= EXERCISE =
Omit all pictures. Quote the lines from the one with "Output the text content of this document." through the end of the listing below, exactly as they appear.

= EXTRACTED DATA =
== Segment start ==
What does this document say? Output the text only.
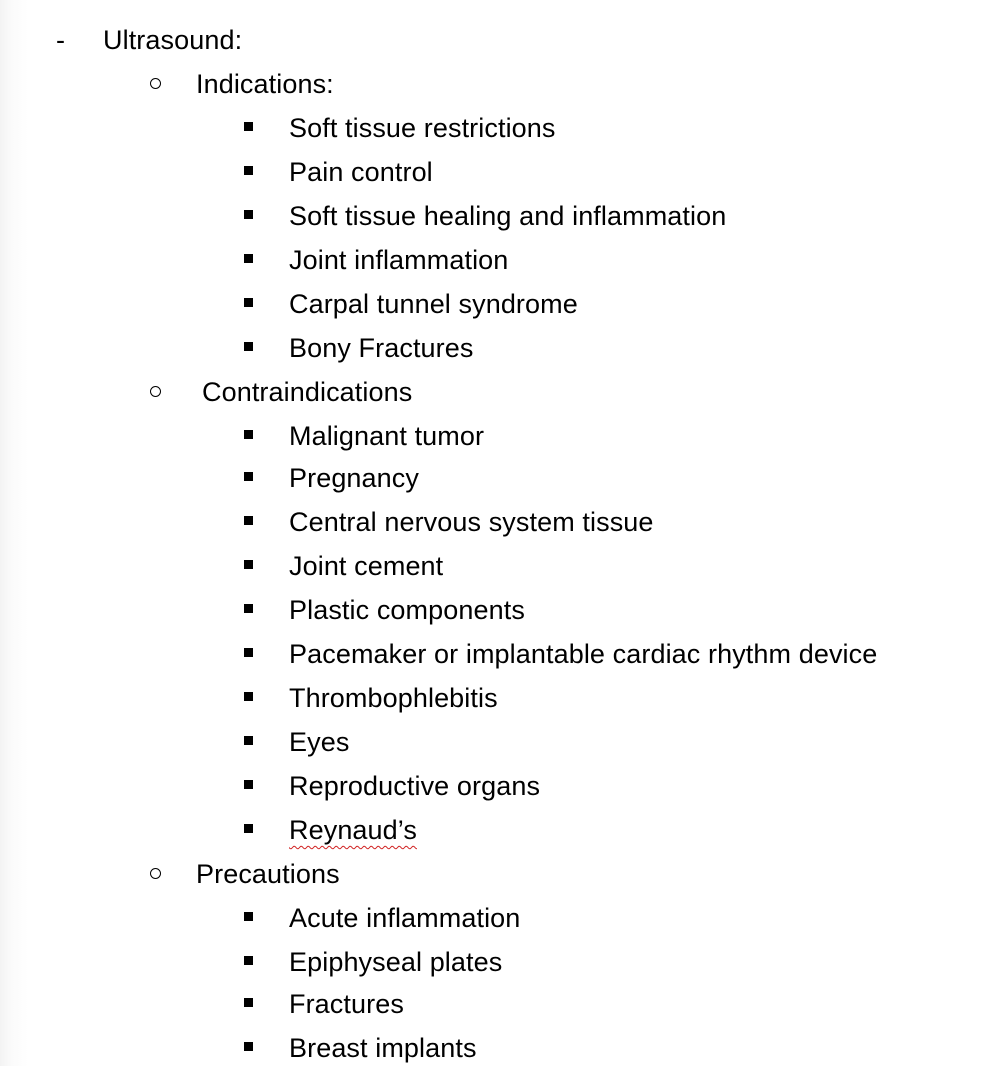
- Ultrasound:
Indications:
Soft tissue restrictions
Pain control
Soft tissue healing and inflammation
Joint inflammation
Carpal tunnel syndrome
Bony Fractures
Contraindications
Malignant tumor
Pregnancy
Central nervous system tissue
Joint cement
Plastic components
Pacemaker or implantable cardiac rhythm device
Thrombophlebitis
Eyes
Reproductive organs
Reynaud’s
Precautions
Acute inflammation
Epiphyseal plates
Fractures
Breast implants
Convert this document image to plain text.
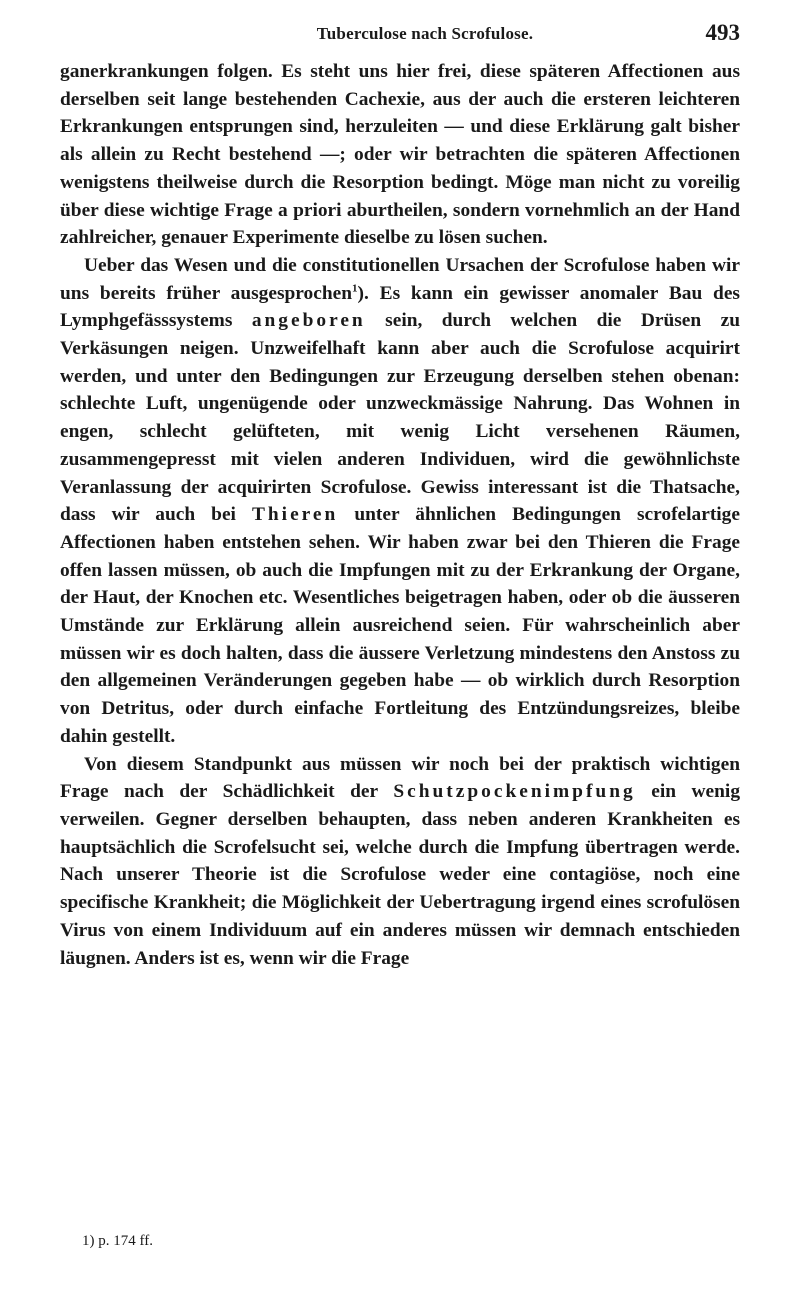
Tuberculose nach Scrofulose.	493

ganerkrankungen folgen. Es steht uns hier frei, diese späteren Affectionen aus derselben seit lange bestehenden Cachexie, aus der auch die ersteren leichteren Erkrankungen entsprungen sind, herzuleiten — und diese Erklärung galt bisher als allein zu Recht bestehend —; oder wir betrachten die späteren Affectionen wenigstens theilweise durch die Resorption bedingt. Möge man nicht zu voreilig über diese wichtige Frage a priori aburtheilen, sondern vornehmlich an der Hand zahlreicher, genauer Experimente dieselbe zu lösen suchen.

Ueber das Wesen und die constitutionellen Ursachen der Scrofulose haben wir uns bereits früher ausgesprochen$^1$). Es kann ein gewisser anomaler Bau des Lymphgefässsystems angeboren sein, durch welchen die Drüsen zu Verkäsungen neigen. Unzweifelhaft kann aber auch die Scrofulose acquirirt werden, und unter den Bedingungen zur Erzeugung derselben stehen obenan: schlechte Luft, ungenügende oder unzweckmässige Nahrung. Das Wohnen in engen, schlecht gelüfteten, mit wenig Licht versehenen Räumen, zusammengepresst mit vielen anderen Individuen, wird die gewöhnlichste Veranlassung der acquirirten Scrofulose. Gewiss interessant ist die Thatsache, dass wir auch bei Thieren unter ähnlichen Bedingungen scrofelartige Affectionen haben entstehen sehen. Wir haben zwar bei den Thieren die Frage offen lassen müssen, ob auch die Impfungen mit zu der Erkrankung der Organe, der Haut, der Knochen etc. Wesentliches beigetragen haben, oder ob die äusseren Umstände zur Erklärung allein ausreichend seien. Für wahrscheinlich aber müssen wir es doch halten, dass die äussere Verletzung mindestens den Anstoss zu den allgemeinen Veränderungen gegeben habe — ob wirklich durch Resorption von Detritus, oder durch einfache Fortleitung des Entzündungsreizes, bleibe dahin gestellt.

Von diesem Standpunkt aus müssen wir noch bei der praktisch wichtigen Frage nach der Schädlichkeit der Schutzpockenimpfung ein wenig verweilen. Gegner derselben behaupten, dass neben anderen Krankheiten es hauptsächlich die Scrofelsucht sei, welche durch die Impfung übertragen werde. Nach unserer Theorie ist die Scrofulose weder eine contagiöse, noch eine specifische Krankheit; die Möglichkeit der Uebertragung irgend eines scrofulösen Virus von einem Individuum auf ein anderes müssen wir demnach entschieden läugnen. Anders ist es, wenn wir die Frage

1) p. 174 ff.
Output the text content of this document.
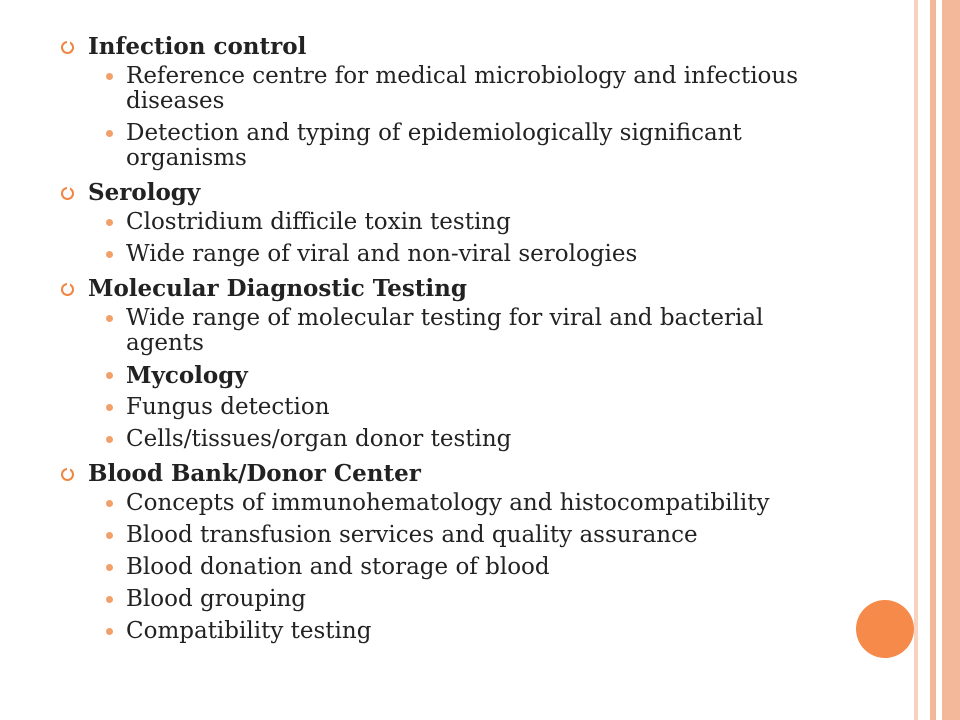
Infection control
Reference centre for medical microbiology and infectious diseases
Detection and typing of epidemiologically significant organisms
Serology
Clostridium difficile toxin testing
Wide range of viral and non-viral serologies
Molecular Diagnostic Testing
Wide range of molecular testing for viral and bacterial agents
Mycology
Fungus detection
Cells/tissues/organ donor testing
Blood Bank/Donor Center
Concepts of immunohematology and histocompatibility
Blood transfusion services and quality assurance
Blood donation and storage of blood
Blood grouping
Compatibility testing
== Segment end ==
= RESPONSE TO THIS TASK =
Output the text content of this document.
Infection control
Reference centre for medical microbiology and infectious diseases
Detection and typing of epidemiologically significant organisms
Serology
Clostridium difficile toxin testing
Wide range of viral and non-viral serologies
Molecular Diagnostic Testing
Wide range of molecular testing for viral and bacterial agents
Mycology
Fungus detection
Cells/tissues/organ donor testing
Blood Bank/Donor Center
Concepts of immunohematology and histocompatibility
Blood transfusion services and quality assurance
Blood donation and storage of blood
Blood grouping
Compatibility testing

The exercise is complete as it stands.